Task statement —
All lines holding the string "sariling" are to be shown.

(Recorded data)
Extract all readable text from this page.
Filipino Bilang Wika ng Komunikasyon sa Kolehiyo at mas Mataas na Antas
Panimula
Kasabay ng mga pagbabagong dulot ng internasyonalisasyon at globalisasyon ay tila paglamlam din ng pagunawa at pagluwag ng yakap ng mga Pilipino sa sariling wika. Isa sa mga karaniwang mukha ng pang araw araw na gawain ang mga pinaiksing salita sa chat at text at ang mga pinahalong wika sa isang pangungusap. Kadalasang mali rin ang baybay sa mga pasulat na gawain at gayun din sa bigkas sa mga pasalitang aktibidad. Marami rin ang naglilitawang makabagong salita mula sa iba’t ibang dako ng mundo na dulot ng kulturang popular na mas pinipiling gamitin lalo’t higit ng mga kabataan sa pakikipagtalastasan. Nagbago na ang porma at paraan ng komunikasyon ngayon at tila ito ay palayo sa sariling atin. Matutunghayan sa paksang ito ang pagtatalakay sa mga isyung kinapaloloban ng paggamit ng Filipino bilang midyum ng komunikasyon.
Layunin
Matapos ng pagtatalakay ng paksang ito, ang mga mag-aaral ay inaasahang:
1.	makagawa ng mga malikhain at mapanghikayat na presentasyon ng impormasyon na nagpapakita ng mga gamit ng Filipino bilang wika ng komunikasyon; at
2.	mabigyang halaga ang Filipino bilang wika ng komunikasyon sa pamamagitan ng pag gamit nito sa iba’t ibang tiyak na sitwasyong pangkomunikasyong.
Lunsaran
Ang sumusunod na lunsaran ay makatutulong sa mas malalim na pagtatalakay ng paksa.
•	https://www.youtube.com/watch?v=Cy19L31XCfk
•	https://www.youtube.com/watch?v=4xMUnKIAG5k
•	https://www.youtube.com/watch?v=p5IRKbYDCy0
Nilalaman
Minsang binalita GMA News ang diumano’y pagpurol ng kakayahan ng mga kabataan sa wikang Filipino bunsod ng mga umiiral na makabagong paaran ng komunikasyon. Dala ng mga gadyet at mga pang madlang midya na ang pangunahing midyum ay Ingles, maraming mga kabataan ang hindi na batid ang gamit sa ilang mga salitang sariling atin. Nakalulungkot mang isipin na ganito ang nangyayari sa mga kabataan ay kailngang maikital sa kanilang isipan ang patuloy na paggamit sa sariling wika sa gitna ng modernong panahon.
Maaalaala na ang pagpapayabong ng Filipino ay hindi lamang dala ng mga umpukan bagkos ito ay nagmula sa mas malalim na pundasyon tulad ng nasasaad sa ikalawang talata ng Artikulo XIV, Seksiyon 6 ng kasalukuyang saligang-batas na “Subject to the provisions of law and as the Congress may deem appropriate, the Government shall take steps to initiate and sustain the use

Problem solution —
Kasabay ng mga pagbabagong dulot ng internasyonalisasyon at globalisasyon ay tila paglamlam din ng pagunawa at pagluwag ng yakap ng mga Pilipino sa sariling wika. Isa sa mga karaniwang mukha ng pang araw araw na gawain ang mga pinaiksing salita sa chat at text at ang mga pinahalong wika sa isang pangungusap. Kadalasang mali rin ang baybay sa mga pasulat na gawain at gayun din sa bigkas sa mga pasalitang aktibidad. Marami rin ang naglilitawang makabagong salita mula sa iba’t ibang dako ng mundo na dulot ng kulturang popular na mas pinipiling gamitin lalo’t higit ng mga kabataan sa pakikipagtalastasan. Nagbago na ang porma at paraan ng komunikasyon ngayon at tila ito ay palayo sa sariling atin. Matutunghayan sa paksang ito ang pagtatalakay sa mga isyung kinapaloloban ng paggamit ng Filipino bilang midyum ng komunikasyon.
Minsang binalita GMA News ang diumano’y pagpurol ng kakayahan ng mga kabataan sa wikang Filipino bunsod ng mga umiiral na makabagong paaran ng komunikasyon. Dala ng mga gadyet at mga pang madlang midya na ang pangunahing midyum ay Ingles, maraming mga kabataan ang hindi na batid ang gamit sa ilang mga salitang sariling atin. Nakalulungkot mang isipin na ganito ang nangyayari sa mga kabataan ay kailngang maikital sa kanilang isipan ang patuloy na paggamit sa sariling wika sa gitna ng modernong panahon.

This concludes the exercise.